#### WHAT IS BEING ASKED
Wherever "vznikl" appears in a line, list that line.

#### GIVEN DATA
───

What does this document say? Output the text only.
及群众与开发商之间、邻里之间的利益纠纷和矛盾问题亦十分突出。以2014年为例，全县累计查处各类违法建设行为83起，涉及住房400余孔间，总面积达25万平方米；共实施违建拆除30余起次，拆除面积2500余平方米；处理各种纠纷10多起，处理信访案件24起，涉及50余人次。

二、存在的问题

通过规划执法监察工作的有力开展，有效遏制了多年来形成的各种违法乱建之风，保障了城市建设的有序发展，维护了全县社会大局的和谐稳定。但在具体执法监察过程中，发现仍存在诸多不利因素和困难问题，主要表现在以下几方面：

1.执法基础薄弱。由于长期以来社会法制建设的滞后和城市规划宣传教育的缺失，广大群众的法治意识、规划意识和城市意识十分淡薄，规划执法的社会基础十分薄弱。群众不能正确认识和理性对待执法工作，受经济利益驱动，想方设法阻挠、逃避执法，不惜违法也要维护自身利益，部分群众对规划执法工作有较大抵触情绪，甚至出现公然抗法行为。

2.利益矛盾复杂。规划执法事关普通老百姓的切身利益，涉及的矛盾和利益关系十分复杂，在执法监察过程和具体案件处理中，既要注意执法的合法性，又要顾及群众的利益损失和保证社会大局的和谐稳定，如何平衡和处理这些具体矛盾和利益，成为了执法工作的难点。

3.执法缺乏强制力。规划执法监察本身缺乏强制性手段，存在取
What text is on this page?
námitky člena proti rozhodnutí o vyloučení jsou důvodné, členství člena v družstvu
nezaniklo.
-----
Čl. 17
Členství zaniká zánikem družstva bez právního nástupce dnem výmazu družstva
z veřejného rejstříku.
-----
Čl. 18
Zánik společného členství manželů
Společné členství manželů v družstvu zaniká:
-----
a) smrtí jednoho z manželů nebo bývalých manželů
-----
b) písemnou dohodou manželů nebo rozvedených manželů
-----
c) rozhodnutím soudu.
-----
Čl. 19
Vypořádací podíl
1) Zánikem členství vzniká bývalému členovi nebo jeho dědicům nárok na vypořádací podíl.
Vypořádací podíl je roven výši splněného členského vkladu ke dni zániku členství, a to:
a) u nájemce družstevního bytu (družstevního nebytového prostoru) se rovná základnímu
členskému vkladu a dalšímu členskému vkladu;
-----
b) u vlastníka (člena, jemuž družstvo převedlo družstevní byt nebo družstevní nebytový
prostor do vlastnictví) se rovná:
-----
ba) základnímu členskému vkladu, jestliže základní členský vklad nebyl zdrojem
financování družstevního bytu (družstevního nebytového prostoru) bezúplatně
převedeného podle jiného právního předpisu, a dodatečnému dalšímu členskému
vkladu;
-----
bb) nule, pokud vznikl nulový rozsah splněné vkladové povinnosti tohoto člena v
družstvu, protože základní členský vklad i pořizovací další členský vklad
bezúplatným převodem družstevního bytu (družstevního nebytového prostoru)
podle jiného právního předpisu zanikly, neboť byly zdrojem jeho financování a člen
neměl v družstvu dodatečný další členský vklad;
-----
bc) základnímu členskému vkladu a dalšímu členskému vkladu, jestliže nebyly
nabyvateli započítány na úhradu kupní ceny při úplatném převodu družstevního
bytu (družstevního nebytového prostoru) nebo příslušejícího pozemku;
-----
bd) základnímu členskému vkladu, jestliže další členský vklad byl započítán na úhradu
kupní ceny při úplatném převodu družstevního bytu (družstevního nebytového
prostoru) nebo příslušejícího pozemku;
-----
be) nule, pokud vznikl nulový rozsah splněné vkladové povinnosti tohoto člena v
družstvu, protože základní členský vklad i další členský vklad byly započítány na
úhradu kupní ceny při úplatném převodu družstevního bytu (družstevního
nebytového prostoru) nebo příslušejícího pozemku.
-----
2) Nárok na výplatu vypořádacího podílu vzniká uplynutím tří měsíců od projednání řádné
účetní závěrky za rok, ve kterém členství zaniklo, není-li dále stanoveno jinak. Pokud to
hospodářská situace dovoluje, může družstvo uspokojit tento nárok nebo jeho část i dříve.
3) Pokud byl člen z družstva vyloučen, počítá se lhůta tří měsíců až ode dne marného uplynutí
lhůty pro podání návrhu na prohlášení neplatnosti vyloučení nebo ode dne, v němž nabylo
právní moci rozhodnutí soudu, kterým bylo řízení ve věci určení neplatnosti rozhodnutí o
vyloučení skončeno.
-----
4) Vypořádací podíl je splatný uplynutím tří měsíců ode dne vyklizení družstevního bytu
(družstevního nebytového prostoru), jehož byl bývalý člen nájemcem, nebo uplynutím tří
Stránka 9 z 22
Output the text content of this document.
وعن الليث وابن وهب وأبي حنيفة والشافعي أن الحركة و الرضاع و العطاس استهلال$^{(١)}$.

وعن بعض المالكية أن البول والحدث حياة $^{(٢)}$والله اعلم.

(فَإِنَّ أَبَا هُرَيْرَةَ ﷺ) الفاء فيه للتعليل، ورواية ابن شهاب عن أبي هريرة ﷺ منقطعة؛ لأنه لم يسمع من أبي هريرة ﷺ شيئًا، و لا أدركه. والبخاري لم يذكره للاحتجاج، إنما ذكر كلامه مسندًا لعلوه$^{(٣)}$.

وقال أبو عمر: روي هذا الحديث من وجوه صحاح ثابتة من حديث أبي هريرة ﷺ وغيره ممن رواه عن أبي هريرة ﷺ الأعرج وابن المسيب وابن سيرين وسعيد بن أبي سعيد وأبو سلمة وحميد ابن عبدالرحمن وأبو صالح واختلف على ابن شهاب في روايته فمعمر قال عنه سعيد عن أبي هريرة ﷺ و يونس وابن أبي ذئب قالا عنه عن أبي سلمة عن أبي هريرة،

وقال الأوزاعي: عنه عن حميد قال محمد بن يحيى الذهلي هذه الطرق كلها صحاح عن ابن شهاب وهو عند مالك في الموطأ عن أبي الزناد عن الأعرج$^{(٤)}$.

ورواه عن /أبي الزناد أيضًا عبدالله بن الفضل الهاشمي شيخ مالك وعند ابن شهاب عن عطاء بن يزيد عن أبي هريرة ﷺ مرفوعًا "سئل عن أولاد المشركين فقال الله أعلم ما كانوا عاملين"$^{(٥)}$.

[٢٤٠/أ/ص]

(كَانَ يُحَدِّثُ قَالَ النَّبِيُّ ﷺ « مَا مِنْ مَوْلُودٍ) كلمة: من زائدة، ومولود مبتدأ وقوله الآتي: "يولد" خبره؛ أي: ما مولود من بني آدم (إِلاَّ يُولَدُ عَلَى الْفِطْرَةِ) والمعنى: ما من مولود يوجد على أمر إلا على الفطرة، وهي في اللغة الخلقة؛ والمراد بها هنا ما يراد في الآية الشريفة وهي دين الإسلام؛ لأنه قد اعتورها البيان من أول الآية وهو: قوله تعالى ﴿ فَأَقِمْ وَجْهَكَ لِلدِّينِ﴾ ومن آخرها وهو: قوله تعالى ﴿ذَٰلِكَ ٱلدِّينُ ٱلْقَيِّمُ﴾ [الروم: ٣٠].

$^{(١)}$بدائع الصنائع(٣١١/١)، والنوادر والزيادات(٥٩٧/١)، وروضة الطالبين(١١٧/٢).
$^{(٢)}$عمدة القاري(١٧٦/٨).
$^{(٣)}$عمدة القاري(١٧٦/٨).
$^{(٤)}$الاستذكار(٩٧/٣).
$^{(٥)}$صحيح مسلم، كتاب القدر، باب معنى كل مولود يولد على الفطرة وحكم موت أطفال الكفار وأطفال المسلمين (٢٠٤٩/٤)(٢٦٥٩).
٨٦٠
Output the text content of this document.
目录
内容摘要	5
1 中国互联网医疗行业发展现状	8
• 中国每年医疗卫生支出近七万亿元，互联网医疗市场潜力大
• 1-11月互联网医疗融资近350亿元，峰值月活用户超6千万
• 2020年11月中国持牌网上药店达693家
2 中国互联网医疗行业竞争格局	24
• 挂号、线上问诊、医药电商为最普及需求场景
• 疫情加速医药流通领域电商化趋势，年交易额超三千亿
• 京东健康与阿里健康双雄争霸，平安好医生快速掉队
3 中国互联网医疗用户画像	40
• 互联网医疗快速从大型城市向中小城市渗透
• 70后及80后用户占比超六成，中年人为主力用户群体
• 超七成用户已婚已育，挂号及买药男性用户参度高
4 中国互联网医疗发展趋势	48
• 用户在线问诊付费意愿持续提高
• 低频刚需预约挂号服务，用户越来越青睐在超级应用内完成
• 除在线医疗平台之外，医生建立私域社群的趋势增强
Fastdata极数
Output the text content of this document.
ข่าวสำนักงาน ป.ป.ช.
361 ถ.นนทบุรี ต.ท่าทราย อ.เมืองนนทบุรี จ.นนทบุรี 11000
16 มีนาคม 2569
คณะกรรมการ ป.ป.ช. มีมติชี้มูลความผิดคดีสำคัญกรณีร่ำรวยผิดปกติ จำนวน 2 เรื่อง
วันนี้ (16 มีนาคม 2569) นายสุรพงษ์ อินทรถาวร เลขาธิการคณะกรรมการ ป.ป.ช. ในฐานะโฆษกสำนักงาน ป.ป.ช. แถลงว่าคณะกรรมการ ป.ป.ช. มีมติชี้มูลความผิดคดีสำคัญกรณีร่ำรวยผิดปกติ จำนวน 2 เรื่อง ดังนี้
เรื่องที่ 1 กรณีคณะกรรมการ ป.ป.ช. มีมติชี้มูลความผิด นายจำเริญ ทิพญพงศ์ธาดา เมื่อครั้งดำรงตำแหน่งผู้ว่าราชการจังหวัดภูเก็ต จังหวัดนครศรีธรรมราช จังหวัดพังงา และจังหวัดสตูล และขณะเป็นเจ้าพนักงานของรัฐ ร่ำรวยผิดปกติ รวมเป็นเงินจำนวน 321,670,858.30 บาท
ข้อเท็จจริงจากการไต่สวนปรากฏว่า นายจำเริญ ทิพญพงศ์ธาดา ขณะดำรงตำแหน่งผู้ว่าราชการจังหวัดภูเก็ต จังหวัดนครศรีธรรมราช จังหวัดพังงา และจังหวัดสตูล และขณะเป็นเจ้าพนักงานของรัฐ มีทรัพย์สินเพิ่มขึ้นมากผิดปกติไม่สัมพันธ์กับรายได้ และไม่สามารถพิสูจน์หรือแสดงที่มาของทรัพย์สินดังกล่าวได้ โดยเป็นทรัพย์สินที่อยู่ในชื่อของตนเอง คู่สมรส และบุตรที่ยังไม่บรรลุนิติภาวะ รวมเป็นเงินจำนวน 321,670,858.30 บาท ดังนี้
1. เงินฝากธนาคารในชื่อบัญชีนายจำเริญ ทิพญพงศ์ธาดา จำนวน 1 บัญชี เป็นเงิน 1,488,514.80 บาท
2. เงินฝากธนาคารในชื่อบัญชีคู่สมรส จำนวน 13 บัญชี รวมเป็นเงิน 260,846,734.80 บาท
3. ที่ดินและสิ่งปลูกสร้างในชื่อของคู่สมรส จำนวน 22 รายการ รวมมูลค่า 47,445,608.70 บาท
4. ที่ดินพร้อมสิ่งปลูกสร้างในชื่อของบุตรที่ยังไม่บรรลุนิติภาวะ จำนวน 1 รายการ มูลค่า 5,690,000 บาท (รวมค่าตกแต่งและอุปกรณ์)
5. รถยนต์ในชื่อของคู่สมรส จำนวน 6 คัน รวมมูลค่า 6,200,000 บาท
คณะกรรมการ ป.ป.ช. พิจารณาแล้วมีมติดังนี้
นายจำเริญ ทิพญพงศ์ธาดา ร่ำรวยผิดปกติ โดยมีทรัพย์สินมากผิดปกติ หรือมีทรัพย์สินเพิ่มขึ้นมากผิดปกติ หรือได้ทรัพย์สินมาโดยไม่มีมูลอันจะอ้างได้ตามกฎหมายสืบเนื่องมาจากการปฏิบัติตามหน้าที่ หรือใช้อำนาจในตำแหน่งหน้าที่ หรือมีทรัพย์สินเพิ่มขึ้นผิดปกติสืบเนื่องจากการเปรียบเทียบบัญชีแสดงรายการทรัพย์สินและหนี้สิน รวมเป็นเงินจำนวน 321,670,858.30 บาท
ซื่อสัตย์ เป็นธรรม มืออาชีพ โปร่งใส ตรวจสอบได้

───

#### THE ANSWER
bb) nule, pokud vznikl nulový rozsah splněné vkladové povinnosti tohoto člena v
be) nule, pokud vznikl nulový rozsah splněné vkladové povinnosti tohoto člena v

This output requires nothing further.